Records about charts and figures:
◆ ◆ ◆ ◆
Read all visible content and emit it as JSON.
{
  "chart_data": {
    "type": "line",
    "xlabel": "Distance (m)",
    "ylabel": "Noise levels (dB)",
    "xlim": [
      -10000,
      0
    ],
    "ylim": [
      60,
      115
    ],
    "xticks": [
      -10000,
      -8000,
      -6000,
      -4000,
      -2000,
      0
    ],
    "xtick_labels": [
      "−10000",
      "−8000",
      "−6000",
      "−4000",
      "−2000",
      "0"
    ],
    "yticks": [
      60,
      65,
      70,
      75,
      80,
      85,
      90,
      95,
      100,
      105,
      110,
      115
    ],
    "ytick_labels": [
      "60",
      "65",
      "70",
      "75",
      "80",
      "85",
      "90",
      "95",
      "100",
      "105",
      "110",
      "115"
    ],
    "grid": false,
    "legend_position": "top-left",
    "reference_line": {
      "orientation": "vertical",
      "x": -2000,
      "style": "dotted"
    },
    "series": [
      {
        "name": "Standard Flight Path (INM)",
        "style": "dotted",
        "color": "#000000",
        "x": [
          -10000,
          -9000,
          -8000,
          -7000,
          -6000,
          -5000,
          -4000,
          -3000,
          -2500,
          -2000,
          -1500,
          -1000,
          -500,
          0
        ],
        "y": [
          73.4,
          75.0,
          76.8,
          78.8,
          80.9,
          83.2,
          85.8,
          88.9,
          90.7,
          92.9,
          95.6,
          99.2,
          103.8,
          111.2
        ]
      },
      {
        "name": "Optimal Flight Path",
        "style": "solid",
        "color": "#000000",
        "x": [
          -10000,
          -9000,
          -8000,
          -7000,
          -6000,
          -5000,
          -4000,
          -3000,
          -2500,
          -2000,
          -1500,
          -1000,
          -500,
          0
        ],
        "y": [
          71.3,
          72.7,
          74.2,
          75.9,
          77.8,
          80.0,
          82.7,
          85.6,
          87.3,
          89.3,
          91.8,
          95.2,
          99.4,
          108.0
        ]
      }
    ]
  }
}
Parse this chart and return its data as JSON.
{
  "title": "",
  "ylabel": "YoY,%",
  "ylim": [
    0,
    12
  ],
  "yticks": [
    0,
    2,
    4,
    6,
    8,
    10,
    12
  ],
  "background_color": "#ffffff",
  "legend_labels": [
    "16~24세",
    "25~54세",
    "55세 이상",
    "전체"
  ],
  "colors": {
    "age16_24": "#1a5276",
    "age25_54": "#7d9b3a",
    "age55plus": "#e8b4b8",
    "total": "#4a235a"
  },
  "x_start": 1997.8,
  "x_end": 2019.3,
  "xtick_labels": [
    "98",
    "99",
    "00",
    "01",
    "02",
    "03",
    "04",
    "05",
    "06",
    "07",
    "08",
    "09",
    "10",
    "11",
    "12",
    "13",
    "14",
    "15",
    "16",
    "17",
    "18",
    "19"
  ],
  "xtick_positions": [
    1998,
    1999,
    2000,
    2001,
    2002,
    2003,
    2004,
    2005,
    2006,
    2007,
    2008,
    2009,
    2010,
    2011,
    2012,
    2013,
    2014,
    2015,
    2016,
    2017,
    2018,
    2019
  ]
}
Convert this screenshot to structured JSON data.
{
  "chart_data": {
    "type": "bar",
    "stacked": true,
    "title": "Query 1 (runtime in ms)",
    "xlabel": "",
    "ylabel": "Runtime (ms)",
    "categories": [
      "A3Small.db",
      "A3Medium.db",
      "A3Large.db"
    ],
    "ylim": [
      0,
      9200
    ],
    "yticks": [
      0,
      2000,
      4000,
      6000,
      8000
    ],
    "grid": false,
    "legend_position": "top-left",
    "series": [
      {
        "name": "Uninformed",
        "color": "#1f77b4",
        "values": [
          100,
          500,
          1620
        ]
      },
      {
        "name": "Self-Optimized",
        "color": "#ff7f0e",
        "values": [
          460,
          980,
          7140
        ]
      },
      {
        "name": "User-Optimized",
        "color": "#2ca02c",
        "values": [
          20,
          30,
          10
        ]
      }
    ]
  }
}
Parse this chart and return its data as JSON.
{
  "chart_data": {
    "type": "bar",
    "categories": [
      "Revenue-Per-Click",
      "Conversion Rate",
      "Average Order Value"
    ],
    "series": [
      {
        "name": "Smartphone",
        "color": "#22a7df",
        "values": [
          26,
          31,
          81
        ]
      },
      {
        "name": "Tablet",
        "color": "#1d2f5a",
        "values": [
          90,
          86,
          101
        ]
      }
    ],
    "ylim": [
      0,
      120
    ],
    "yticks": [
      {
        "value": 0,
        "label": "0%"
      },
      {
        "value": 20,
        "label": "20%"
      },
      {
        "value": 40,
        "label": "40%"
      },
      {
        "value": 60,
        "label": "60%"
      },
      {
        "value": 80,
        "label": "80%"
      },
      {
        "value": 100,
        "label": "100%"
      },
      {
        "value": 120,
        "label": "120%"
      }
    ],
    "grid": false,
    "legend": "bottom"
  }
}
◆ ◆ ◆ ◆
§ Exercise: Repeat the material above in full, keeping every word.

§ Solved exercise:
Read all visible content and emit it as JSON.
{
  "chart_data": {
    "type": "line",
    "xlabel": "Distance (m)",
    "ylabel": "Noise levels (dB)",
    "xlim": [
      -10000,
      0
    ],
    "ylim": [
      60,
      115
    ],
    "xticks": [
      -10000,
      -8000,
      -6000,
      -4000,
      -2000,
      0
    ],
    "xtick_labels": [
      "−10000",
      "−8000",
      "−6000",
      "−4000",
      "−2000",
      "0"
    ],
    "yticks": [
      60,
      65,
      70,
      75,
      80,
      85,
      90,
      95,
      100,
      105,
      110,
      115
    ],
    "ytick_labels": [
      "60",
      "65",
      "70",
      "75",
      "80",
      "85",
      "90",
      "95",
      "100",
      "105",
      "110",
      "115"
    ],
    "grid": false,
    "legend_position": "top-left",
    "reference_line": {
      "orientation": "vertical",
      "x": -2000,
      "style": "dotted"
    },
    "series": [
      {
        "name": "Standard Flight Path (INM)",
        "style": "dotted",
        "color": "#000000",
        "x": [
          -10000,
          -9000,
          -8000,
          -7000,
          -6000,
          -5000,
          -4000,
          -3000,
          -2500,
          -2000,
          -1500,
          -1000,
          -500,
          0
        ],
        "y": [
          73.4,
          75.0,
          76.8,
          78.8,
          80.9,
          83.2,
          85.8,
          88.9,
          90.7,
          92.9,
          95.6,
          99.2,
          103.8,
          111.2
        ]
      },
      {
        "name": "Optimal Flight Path",
        "style": "solid",
        "color": "#000000",
        "x": [
          -10000,
          -9000,
          -8000,
          -7000,
          -6000,
          -5000,
          -4000,
          -3000,
          -2500,
          -2000,
          -1500,
          -1000,
          -500,
          0
        ],
        "y": [
          71.3,
          72.7,
          74.2,
          75.9,
          77.8,
          80.0,
          82.7,
          85.6,
          87.3,
          89.3,
          91.8,
          95.2,
          99.4,
          108.0
        ]
      }
    ]
  }
}
Parse this chart and return its data as JSON.
{
  "title": "",
  "ylabel": "YoY,%",
  "ylim": [
    0,
    12
  ],
  "yticks": [
    0,
    2,
    4,
    6,
    8,
    10,
    12
  ],
  "background_color": "#ffffff",
  "legend_labels": [
    "16~24세",
    "25~54세",
    "55세 이상",
    "전체"
  ],
  "colors": {
    "age16_24": "#1a5276",
    "age25_54": "#7d9b3a",
    "age55plus": "#e8b4b8",
    "total": "#4a235a"
  },
  "x_start": 1997.8,
  "x_end": 2019.3,
  "xtick_labels": [
    "98",
    "99",
    "00",
    "01",
    "02",
    "03",
    "04",
    "05",
    "06",
    "07",
    "08",
    "09",
    "10",
    "11",
    "12",
    "13",
    "14",
    "15",
    "16",
    "17",
    "18",
    "19"
  ],
  "xtick_positions": [
    1998,
    1999,
    2000,
    2001,
    2002,
    2003,
    2004,
    2005,
    2006,
    2007,
    2008,
    2009,
    2010,
    2011,
    2012,
    2013,
    2014,
    2015,
    2016,
    2017,
    2018,
    2019
  ]
}
Convert this screenshot to structured JSON data.
{
  "chart_data": {
    "type": "bar",
    "stacked": true,
    "title": "Query 1 (runtime in ms)",
    "xlabel": "",
    "ylabel": "Runtime (ms)",
    "categories": [
      "A3Small.db",
      "A3Medium.db",
      "A3Large.db"
    ],
    "ylim": [
      0,
      9200
    ],
    "yticks": [
      0,
      2000,
      4000,
      6000,
      8000
    ],
    "grid": false,
    "legend_position": "top-left",
    "series": [
      {
        "name": "Uninformed",
        "color": "#1f77b4",
        "values": [
          100,
          500,
          1620
        ]
      },
      {
        "name": "Self-Optimized",
        "color": "#ff7f0e",
        "values": [
          460,
          980,
          7140
        ]
      },
      {
        "name": "User-Optimized",
        "color": "#2ca02c",
        "values": [
          20,
          30,
          10
        ]
      }
    ]
  }
}
Parse this chart and return its data as JSON.
{
  "chart_data": {
    "type": "bar",
    "categories": [
      "Revenue-Per-Click",
      "Conversion Rate",
      "Average Order Value"
    ],
    "series": [
      {
        "name": "Smartphone",
        "color": "#22a7df",
        "values": [
          26,
          31,
          81
        ]
      },
      {
        "name": "Tablet",
        "color": "#1d2f5a",
        "values": [
          90,
          86,
          101
        ]
      }
    ],
    "ylim": [
      0,
      120
    ],
    "yticks": [
      {
        "value": 0,
        "label": "0%"
      },
      {
        "value": 20,
        "label": "20%"
      },
      {
        "value": 40,
        "label": "40%"
      },
      {
        "value": 60,
        "label": "60%"
      },
      {
        "value": 80,
        "label": "80%"
      },
      {
        "value": 100,
        "label": "100%"
      },
      {
        "value": 120,
        "label": "120%"
      }
    ],
    "grid": false,
    "legend": "bottom"
  }
}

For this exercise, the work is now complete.